> _The task_: Copy every entry exactly as given, minus the images.

Recorded information start

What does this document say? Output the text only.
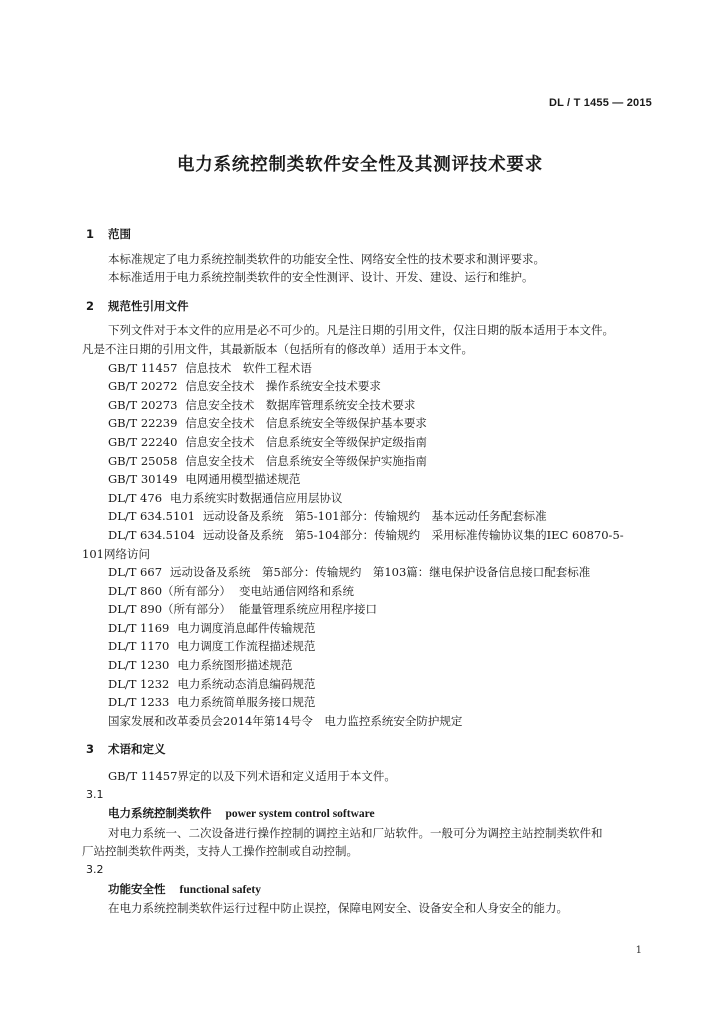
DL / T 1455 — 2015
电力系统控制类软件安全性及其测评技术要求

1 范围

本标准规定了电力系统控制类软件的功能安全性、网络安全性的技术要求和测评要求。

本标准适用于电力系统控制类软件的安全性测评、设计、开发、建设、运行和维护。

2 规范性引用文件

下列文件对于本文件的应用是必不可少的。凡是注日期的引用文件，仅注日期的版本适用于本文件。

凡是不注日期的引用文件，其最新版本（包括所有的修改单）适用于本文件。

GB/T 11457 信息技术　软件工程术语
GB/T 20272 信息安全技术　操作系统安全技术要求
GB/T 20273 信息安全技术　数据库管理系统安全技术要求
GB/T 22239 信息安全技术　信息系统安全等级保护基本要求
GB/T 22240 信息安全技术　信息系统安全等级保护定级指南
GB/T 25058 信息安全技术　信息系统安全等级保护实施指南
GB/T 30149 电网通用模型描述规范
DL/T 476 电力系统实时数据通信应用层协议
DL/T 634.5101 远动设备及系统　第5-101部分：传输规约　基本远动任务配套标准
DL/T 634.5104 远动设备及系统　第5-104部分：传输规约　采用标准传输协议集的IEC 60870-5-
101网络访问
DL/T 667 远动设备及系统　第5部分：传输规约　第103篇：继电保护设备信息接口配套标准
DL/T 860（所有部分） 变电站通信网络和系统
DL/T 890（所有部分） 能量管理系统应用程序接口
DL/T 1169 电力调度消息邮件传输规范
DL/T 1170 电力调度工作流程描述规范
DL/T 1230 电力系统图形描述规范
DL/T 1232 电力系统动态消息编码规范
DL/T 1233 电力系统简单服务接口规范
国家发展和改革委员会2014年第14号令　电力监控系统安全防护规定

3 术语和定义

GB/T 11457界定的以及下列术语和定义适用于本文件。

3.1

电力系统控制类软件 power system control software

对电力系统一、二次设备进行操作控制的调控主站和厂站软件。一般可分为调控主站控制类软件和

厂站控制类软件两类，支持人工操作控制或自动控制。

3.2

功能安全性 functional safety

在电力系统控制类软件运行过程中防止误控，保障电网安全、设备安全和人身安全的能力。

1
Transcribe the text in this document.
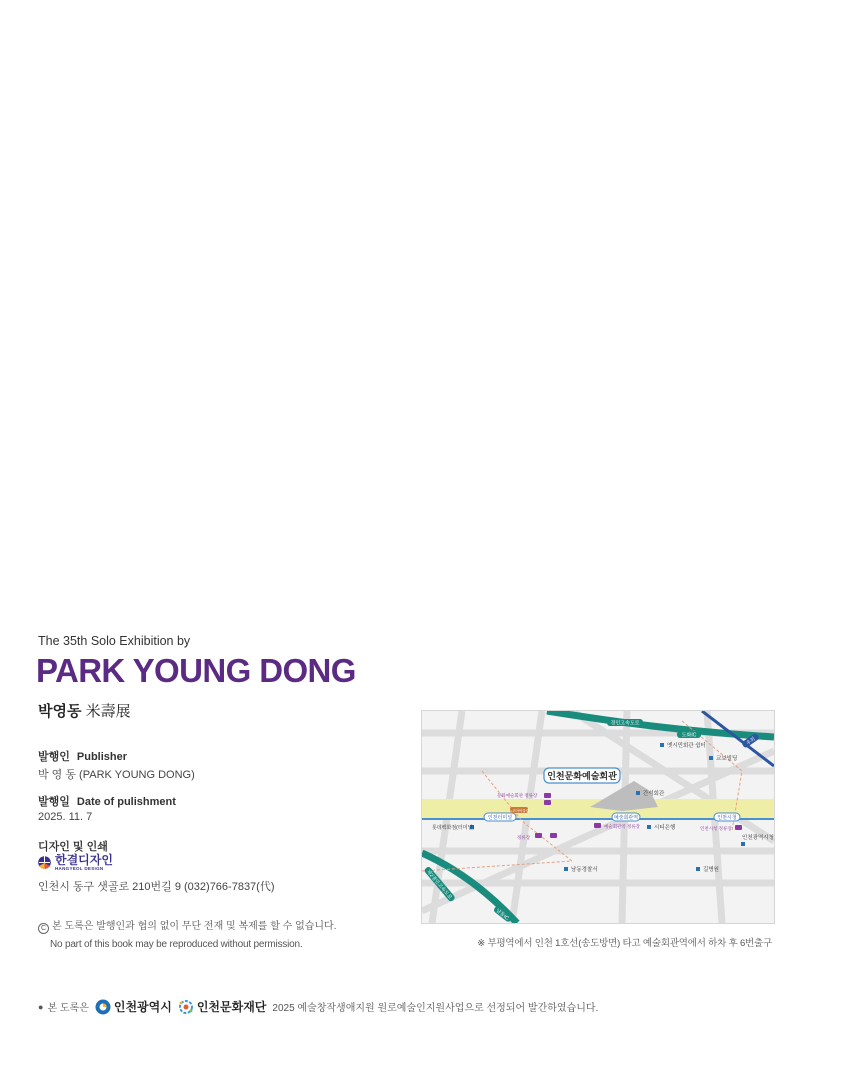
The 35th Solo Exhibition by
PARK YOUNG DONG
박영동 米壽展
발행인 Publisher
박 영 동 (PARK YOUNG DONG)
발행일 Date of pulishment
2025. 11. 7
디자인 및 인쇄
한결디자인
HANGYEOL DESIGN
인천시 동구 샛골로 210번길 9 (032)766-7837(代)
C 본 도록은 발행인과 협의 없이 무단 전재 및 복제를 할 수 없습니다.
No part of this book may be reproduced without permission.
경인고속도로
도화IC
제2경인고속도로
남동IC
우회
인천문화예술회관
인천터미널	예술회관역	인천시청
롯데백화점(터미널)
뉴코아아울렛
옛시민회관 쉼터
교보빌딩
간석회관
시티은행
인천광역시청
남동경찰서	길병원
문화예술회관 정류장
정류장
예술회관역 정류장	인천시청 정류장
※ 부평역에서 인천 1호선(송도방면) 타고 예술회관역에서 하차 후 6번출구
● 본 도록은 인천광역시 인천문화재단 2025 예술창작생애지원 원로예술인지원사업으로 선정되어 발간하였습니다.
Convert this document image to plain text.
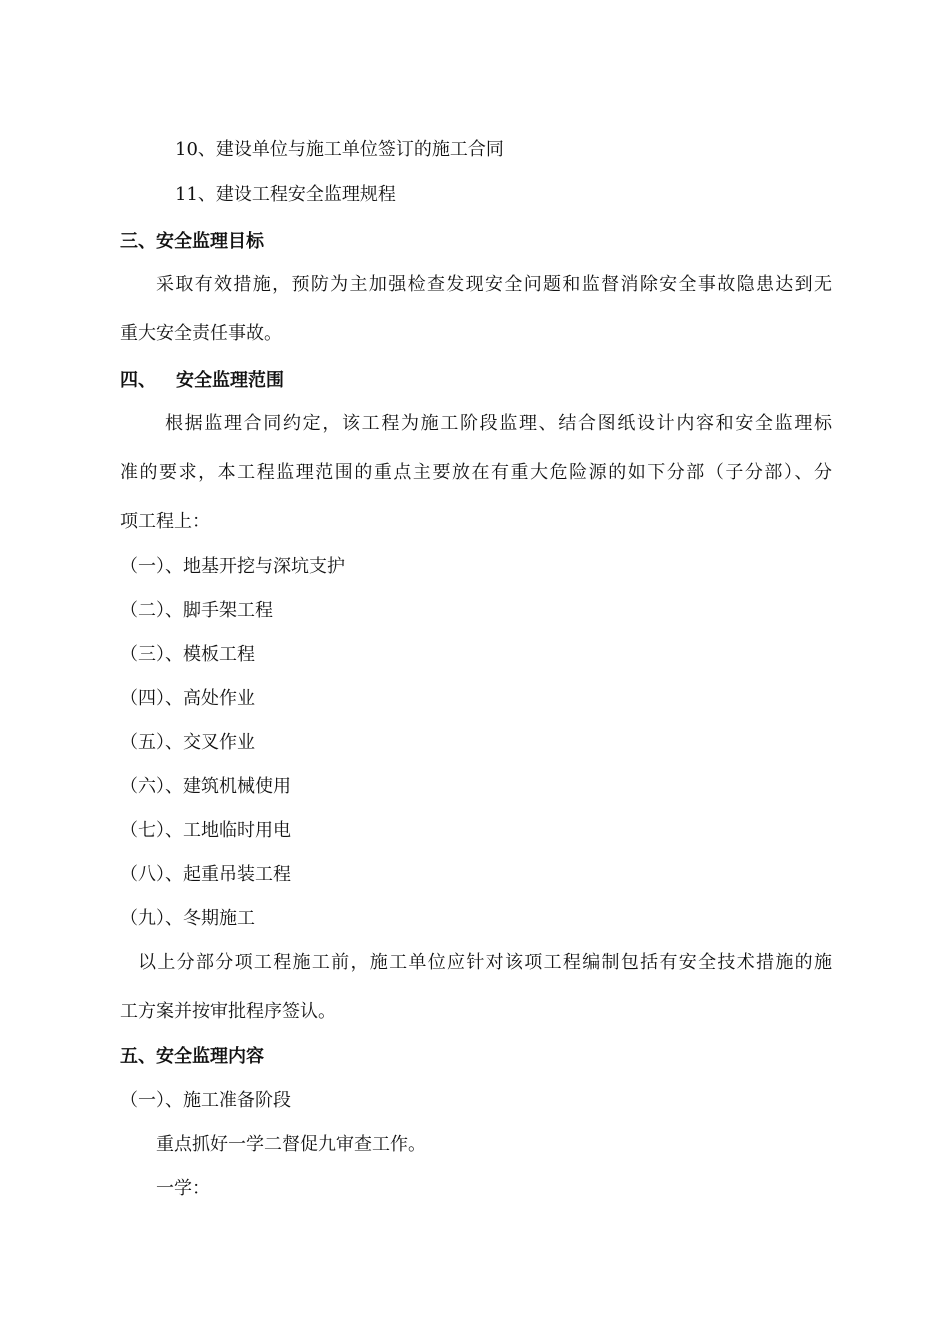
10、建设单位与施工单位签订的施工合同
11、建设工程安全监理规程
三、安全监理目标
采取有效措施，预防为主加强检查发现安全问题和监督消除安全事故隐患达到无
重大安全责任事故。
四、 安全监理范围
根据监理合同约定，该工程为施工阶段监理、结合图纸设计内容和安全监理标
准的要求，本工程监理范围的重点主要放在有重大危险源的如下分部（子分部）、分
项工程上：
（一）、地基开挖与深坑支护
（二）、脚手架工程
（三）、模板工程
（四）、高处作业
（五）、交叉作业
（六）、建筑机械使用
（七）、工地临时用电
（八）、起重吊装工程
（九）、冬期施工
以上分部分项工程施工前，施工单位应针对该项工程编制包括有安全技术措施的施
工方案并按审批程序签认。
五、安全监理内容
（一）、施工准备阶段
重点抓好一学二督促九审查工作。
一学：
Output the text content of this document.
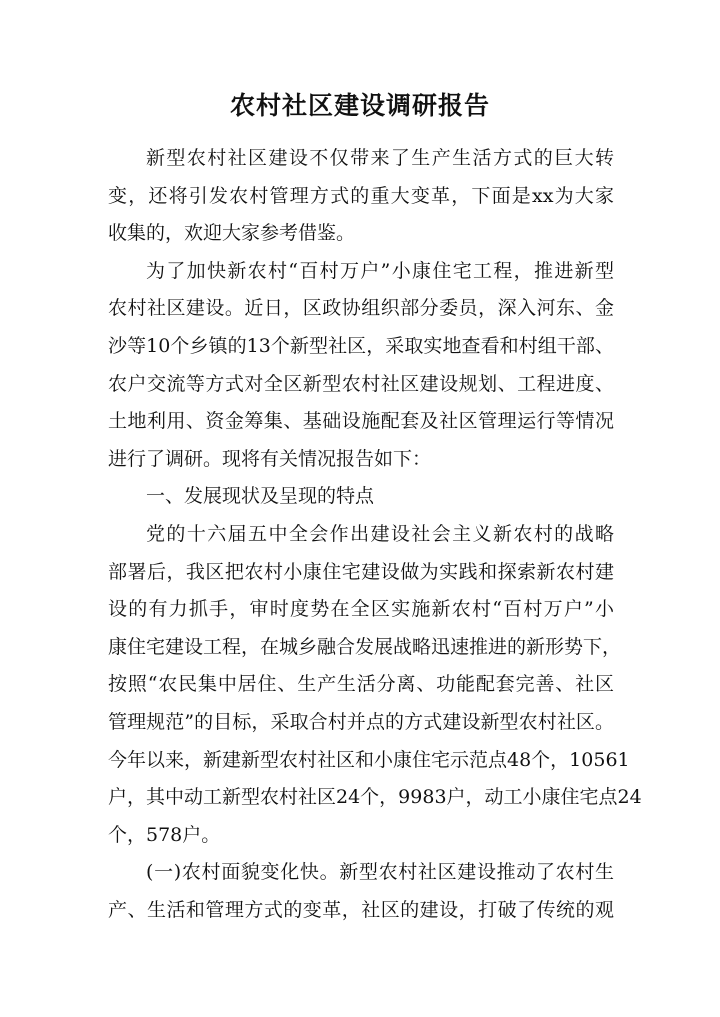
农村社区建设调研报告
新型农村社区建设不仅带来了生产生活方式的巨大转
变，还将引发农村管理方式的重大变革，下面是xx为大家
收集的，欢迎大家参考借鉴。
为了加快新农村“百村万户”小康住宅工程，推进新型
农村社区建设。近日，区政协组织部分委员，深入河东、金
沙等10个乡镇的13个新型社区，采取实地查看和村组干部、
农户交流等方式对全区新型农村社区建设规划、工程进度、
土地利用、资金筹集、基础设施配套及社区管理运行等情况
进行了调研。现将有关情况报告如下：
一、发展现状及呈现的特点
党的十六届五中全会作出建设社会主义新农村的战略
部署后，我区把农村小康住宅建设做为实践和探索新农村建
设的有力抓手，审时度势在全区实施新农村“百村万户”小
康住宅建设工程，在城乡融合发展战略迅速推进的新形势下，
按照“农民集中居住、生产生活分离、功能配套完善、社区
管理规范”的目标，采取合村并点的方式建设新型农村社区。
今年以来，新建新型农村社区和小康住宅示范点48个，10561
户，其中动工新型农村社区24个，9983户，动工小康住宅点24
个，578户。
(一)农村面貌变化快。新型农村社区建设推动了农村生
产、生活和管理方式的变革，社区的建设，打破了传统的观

Recorded information end

> _Solution_:
What does this document say? Output the text only.
DL / T 1455 — 2015
电力系统控制类软件安全性及其测评技术要求

1 范围

本标准规定了电力系统控制类软件的功能安全性、网络安全性的技术要求和测评要求。

本标准适用于电力系统控制类软件的安全性测评、设计、开发、建设、运行和维护。

2 规范性引用文件

下列文件对于本文件的应用是必不可少的。凡是注日期的引用文件，仅注日期的版本适用于本文件。

凡是不注日期的引用文件，其最新版本（包括所有的修改单）适用于本文件。

GB/T 11457 信息技术　软件工程术语
GB/T 20272 信息安全技术　操作系统安全技术要求
GB/T 20273 信息安全技术　数据库管理系统安全技术要求
GB/T 22239 信息安全技术　信息系统安全等级保护基本要求
GB/T 22240 信息安全技术　信息系统安全等级保护定级指南
GB/T 25058 信息安全技术　信息系统安全等级保护实施指南
GB/T 30149 电网通用模型描述规范
DL/T 476 电力系统实时数据通信应用层协议
DL/T 634.5101 远动设备及系统　第5-101部分：传输规约　基本远动任务配套标准
DL/T 634.5104 远动设备及系统　第5-104部分：传输规约　采用标准传输协议集的IEC 60870-5-
101网络访问
DL/T 667 远动设备及系统　第5部分：传输规约　第103篇：继电保护设备信息接口配套标准
DL/T 860（所有部分） 变电站通信网络和系统
DL/T 890（所有部分） 能量管理系统应用程序接口
DL/T 1169 电力调度消息邮件传输规范
DL/T 1170 电力调度工作流程描述规范
DL/T 1230 电力系统图形描述规范
DL/T 1232 电力系统动态消息编码规范
DL/T 1233 电力系统简单服务接口规范
国家发展和改革委员会2014年第14号令　电力监控系统安全防护规定

3 术语和定义

GB/T 11457界定的以及下列术语和定义适用于本文件。

3.1

电力系统控制类软件 power system control software

对电力系统一、二次设备进行操作控制的调控主站和厂站软件。一般可分为调控主站控制类软件和

厂站控制类软件两类，支持人工操作控制或自动控制。

3.2

功能安全性 functional safety

在电力系统控制类软件运行过程中防止误控，保障电网安全、设备安全和人身安全的能力。

1
Transcribe the text in this document.
The 35th Solo Exhibition by
PARK YOUNG DONG
박영동 米壽展
발행인 Publisher
박 영 동 (PARK YOUNG DONG)
발행일 Date of pulishment
2025. 11. 7
디자인 및 인쇄
한결디자인
HANGYEOL DESIGN
인천시 동구 샛골로 210번길 9 (032)766-7837(代)
C 본 도록은 발행인과 협의 없이 무단 전재 및 복제를 할 수 없습니다.
No part of this book may be reproduced without permission.
경인고속도로
도화IC
제2경인고속도로
남동IC
우회
인천문화예술회관
인천터미널	예술회관역	인천시청
롯데백화점(터미널)
뉴코아아울렛
옛시민회관 쉼터
교보빌딩
간석회관
시티은행
인천광역시청
남동경찰서	길병원
문화예술회관 정류장
정류장
예술회관역 정류장	인천시청 정류장
※ 부평역에서 인천 1호선(송도방면) 타고 예술회관역에서 하차 후 6번출구
● 본 도록은 인천광역시 인천문화재단 2025 예술창작생애지원 원로예술인지원사업으로 선정되어 발간하였습니다.
Convert this document image to plain text.
10、建设单位与施工单位签订的施工合同
11、建设工程安全监理规程
三、安全监理目标
采取有效措施，预防为主加强检查发现安全问题和监督消除安全事故隐患达到无
重大安全责任事故。
四、 安全监理范围
根据监理合同约定，该工程为施工阶段监理、结合图纸设计内容和安全监理标
准的要求，本工程监理范围的重点主要放在有重大危险源的如下分部（子分部）、分
项工程上：
（一）、地基开挖与深坑支护
（二）、脚手架工程
（三）、模板工程
（四）、高处作业
（五）、交叉作业
（六）、建筑机械使用
（七）、工地临时用电
（八）、起重吊装工程
（九）、冬期施工
以上分部分项工程施工前，施工单位应针对该项工程编制包括有安全技术措施的施
工方案并按审批程序签认。
五、安全监理内容
（一）、施工准备阶段
重点抓好一学二督促九审查工作。
一学：
Output the text content of this document.
农村社区建设调研报告
新型农村社区建设不仅带来了生产生活方式的巨大转
变，还将引发农村管理方式的重大变革，下面是xx为大家
收集的，欢迎大家参考借鉴。
为了加快新农村“百村万户”小康住宅工程，推进新型
农村社区建设。近日，区政协组织部分委员，深入河东、金
沙等10个乡镇的13个新型社区，采取实地查看和村组干部、
农户交流等方式对全区新型农村社区建设规划、工程进度、
土地利用、资金筹集、基础设施配套及社区管理运行等情况
进行了调研。现将有关情况报告如下：
一、发展现状及呈现的特点
党的十六届五中全会作出建设社会主义新农村的战略
部署后，我区把农村小康住宅建设做为实践和探索新农村建
设的有力抓手，审时度势在全区实施新农村“百村万户”小
康住宅建设工程，在城乡融合发展战略迅速推进的新形势下，
按照“农民集中居住、生产生活分离、功能配套完善、社区
管理规范”的目标，采取合村并点的方式建设新型农村社区。
今年以来，新建新型农村社区和小康住宅示范点48个，10561
户，其中动工新型农村社区24个，9983户，动工小康住宅点24
个，578户。
(一)农村面貌变化快。新型农村社区建设推动了农村生
产、生活和管理方式的变革，社区的建设，打破了传统的观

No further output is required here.